[Element-and-box listings]
———
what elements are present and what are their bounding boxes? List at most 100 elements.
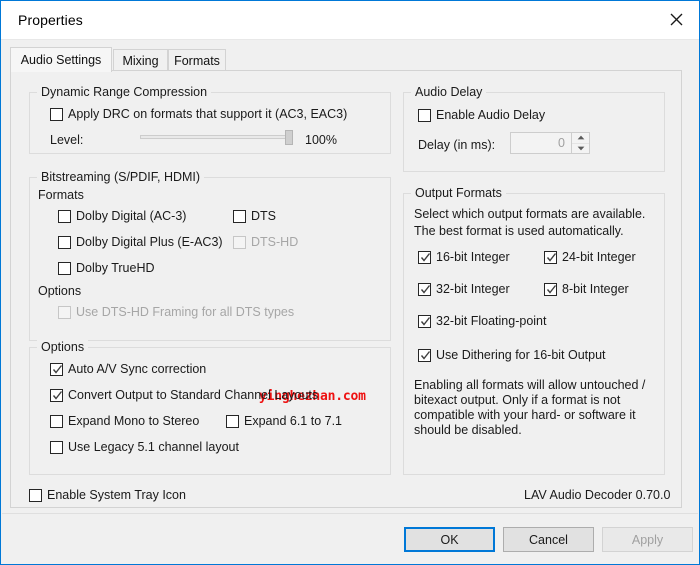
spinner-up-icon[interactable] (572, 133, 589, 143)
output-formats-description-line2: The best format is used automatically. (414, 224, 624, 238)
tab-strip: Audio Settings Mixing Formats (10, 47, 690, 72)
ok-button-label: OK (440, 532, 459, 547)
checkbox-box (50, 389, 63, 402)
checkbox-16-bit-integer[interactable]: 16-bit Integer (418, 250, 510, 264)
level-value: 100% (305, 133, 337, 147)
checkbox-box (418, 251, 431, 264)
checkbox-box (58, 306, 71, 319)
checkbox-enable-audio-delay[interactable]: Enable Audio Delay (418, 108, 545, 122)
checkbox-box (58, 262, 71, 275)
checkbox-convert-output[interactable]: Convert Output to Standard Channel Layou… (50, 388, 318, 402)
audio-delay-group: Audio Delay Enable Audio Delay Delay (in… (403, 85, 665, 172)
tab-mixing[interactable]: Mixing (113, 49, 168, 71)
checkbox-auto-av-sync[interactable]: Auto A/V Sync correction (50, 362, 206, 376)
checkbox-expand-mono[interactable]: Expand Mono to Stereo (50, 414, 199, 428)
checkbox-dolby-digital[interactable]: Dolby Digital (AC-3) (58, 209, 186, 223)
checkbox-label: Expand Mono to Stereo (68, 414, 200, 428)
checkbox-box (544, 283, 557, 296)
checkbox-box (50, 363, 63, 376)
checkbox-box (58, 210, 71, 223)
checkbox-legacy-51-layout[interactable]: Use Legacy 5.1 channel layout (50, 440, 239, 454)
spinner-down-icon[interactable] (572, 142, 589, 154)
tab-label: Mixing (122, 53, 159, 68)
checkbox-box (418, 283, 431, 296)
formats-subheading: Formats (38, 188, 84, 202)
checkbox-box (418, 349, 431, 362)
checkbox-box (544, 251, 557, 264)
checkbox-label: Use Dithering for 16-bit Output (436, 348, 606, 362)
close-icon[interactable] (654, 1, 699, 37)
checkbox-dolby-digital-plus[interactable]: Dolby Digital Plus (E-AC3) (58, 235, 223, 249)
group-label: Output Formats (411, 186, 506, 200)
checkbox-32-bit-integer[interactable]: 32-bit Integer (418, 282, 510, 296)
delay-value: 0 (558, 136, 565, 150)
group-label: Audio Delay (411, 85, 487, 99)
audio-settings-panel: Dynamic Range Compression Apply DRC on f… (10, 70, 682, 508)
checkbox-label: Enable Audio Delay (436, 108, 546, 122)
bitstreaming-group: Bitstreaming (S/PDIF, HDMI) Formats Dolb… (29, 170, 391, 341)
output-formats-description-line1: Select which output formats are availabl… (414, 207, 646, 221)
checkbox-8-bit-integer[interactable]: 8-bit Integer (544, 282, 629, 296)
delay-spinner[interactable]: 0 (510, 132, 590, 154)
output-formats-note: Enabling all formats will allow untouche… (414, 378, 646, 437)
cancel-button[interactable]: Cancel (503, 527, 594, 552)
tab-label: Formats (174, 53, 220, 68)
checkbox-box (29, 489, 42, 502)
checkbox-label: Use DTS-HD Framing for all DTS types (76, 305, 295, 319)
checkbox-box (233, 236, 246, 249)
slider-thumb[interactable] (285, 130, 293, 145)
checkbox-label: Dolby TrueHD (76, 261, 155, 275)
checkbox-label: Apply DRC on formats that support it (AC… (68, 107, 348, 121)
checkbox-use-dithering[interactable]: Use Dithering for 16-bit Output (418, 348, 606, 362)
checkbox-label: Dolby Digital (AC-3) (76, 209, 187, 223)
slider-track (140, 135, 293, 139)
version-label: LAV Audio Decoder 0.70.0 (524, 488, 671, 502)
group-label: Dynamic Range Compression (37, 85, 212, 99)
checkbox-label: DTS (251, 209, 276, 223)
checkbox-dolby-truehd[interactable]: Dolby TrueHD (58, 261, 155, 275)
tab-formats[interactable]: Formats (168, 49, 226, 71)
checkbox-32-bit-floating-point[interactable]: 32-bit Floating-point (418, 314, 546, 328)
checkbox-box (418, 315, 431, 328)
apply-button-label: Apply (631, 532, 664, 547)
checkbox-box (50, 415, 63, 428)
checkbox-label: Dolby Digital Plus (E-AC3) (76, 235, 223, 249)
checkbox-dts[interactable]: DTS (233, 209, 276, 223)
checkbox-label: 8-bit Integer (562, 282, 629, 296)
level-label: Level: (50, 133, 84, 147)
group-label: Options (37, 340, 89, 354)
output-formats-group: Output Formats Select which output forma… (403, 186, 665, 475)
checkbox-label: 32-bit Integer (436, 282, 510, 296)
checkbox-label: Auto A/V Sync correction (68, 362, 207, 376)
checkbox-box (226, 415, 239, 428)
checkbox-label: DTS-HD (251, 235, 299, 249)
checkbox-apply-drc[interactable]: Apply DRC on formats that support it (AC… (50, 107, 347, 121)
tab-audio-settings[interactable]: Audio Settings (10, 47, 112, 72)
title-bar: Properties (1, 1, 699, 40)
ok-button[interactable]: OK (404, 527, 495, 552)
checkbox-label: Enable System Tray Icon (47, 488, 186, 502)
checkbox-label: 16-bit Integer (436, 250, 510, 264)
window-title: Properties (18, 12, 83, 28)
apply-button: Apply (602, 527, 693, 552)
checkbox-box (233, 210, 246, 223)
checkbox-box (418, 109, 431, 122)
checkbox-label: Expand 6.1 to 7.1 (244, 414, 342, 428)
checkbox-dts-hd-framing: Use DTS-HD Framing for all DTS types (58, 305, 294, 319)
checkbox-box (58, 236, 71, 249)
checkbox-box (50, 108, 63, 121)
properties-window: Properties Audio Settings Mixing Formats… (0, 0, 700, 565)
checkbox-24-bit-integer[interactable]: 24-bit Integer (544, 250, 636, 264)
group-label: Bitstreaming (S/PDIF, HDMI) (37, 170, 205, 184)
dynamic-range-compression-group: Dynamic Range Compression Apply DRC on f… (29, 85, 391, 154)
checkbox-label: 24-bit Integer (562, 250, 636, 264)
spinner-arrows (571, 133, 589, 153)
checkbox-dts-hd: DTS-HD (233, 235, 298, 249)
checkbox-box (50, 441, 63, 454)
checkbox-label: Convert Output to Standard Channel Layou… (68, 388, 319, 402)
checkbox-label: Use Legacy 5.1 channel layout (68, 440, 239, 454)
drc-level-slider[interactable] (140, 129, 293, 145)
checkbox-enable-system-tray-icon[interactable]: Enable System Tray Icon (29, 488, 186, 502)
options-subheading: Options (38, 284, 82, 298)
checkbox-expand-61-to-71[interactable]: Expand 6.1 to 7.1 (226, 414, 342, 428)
———
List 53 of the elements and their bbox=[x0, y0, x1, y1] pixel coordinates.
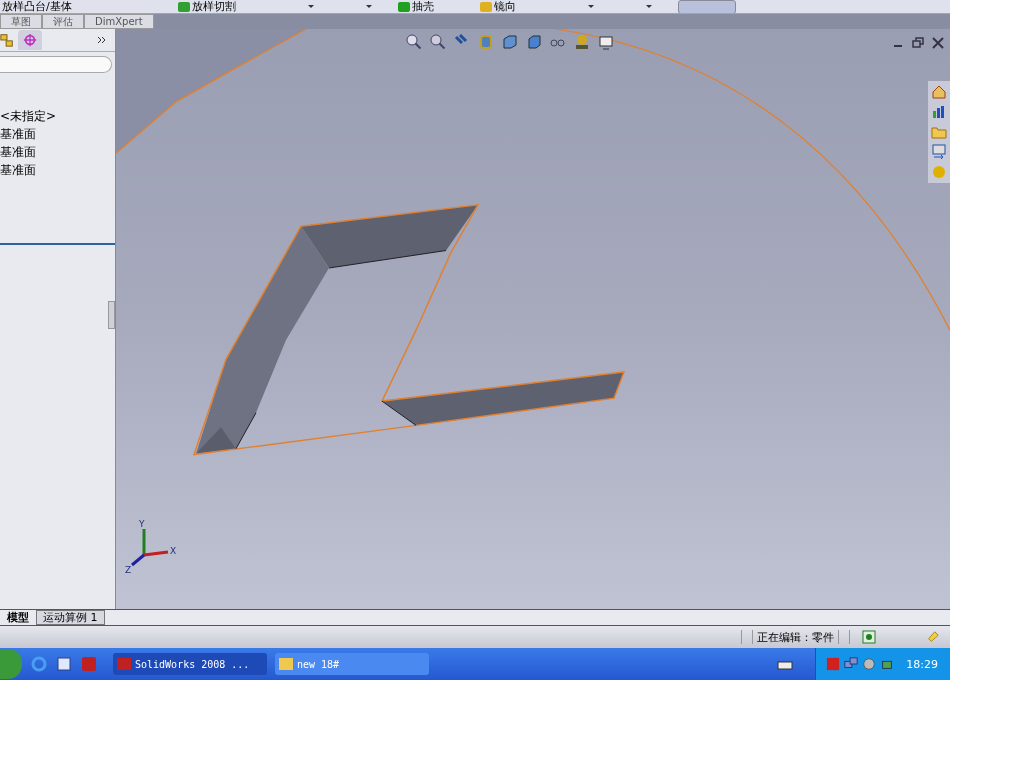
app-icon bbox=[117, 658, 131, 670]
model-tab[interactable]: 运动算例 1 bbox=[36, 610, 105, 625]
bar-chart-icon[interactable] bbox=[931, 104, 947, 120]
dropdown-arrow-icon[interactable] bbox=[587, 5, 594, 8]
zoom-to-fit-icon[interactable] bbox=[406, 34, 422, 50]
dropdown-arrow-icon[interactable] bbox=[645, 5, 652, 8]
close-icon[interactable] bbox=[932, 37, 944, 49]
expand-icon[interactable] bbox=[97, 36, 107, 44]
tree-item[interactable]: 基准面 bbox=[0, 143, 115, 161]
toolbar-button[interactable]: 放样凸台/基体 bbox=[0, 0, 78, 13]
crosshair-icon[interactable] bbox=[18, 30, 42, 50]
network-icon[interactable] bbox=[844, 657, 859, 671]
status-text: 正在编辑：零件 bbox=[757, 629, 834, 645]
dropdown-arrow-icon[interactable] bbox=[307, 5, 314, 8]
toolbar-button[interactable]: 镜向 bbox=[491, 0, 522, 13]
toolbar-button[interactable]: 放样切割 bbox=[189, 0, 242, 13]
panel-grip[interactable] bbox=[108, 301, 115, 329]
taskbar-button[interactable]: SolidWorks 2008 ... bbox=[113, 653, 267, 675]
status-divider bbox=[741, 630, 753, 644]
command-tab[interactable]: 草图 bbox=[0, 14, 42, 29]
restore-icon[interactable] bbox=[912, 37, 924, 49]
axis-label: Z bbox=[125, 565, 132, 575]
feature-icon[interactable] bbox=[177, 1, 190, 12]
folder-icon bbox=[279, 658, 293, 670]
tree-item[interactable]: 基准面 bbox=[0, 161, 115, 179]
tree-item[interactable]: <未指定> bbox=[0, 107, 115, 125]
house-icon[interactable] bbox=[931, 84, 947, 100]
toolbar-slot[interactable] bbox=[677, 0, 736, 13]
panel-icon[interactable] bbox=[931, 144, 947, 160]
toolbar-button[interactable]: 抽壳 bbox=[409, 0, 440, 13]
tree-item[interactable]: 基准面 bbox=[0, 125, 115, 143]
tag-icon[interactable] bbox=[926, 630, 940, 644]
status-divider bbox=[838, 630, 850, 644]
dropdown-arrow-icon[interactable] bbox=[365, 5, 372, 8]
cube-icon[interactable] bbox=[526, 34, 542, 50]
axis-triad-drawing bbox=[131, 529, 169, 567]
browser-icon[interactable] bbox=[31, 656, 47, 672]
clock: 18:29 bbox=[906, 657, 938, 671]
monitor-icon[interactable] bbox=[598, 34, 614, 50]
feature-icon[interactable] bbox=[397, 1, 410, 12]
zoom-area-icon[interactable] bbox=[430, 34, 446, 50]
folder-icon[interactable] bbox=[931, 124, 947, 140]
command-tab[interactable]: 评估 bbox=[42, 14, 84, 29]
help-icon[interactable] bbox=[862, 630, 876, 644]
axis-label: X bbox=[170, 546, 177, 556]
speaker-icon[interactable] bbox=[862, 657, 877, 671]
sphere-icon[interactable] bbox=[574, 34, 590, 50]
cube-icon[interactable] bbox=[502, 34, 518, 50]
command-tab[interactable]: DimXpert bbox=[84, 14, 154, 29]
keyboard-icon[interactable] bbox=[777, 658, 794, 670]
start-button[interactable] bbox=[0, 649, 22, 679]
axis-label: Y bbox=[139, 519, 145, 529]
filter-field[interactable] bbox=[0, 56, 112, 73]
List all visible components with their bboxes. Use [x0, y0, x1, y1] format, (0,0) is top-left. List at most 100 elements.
———
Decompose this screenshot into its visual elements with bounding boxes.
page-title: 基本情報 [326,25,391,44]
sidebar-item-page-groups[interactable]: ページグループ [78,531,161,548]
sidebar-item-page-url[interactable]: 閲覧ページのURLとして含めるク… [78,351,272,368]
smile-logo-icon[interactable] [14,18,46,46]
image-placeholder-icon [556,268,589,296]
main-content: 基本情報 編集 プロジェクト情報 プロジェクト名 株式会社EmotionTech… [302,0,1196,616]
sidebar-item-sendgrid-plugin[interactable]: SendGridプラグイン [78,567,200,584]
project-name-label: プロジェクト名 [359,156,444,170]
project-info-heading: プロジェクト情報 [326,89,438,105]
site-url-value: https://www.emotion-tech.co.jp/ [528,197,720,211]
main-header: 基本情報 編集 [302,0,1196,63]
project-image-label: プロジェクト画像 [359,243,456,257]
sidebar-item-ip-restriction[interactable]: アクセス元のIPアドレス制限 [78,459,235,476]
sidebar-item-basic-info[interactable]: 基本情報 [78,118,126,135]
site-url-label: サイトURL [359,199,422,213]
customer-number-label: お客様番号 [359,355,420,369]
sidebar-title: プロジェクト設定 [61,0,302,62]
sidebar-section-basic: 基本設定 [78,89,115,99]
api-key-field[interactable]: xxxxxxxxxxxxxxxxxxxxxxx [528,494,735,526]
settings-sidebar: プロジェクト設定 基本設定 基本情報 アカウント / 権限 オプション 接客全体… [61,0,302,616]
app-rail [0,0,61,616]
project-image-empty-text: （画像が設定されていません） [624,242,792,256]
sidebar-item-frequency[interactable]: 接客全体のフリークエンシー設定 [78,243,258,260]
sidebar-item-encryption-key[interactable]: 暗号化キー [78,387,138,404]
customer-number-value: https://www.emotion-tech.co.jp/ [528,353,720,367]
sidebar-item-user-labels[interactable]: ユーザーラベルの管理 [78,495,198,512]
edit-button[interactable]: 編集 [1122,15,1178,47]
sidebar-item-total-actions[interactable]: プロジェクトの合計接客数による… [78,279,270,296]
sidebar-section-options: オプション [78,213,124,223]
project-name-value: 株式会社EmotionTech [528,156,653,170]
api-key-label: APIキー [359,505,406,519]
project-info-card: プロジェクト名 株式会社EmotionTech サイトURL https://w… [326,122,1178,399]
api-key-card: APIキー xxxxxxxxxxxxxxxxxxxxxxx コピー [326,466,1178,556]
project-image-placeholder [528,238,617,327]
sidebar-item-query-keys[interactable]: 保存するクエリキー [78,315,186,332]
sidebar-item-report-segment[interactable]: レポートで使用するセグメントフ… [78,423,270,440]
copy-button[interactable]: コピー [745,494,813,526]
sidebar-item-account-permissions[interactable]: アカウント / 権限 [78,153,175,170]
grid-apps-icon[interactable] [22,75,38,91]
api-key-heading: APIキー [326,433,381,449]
———
WORK INSTRUCTIONS:
Rewrite the lines starting with the line containing "spinner-up-icon[interactable] (572, 133, 589, 143)" and going on through the line containing "checkbox-box (58, 306, 71, 319)", replacing "checkbox-box" with "checkbox-square" and leaving everything else unchanged.

EXPECTED ANSWER:
spinner-up-icon[interactable] (572, 133, 589, 143)
output-formats-description-line2: The best format is used automatically. (414, 224, 624, 238)
tab-strip: Audio Settings Mixing Formats (10, 47, 690, 72)
ok-button-label: OK (440, 532, 459, 547)
checkbox-square (50, 389, 63, 402)
checkbox-16-bit-integer[interactable]: 16-bit Integer (418, 250, 510, 264)
level-value: 100% (305, 133, 337, 147)
checkbox-square (418, 251, 431, 264)
checkbox-square (58, 306, 71, 319)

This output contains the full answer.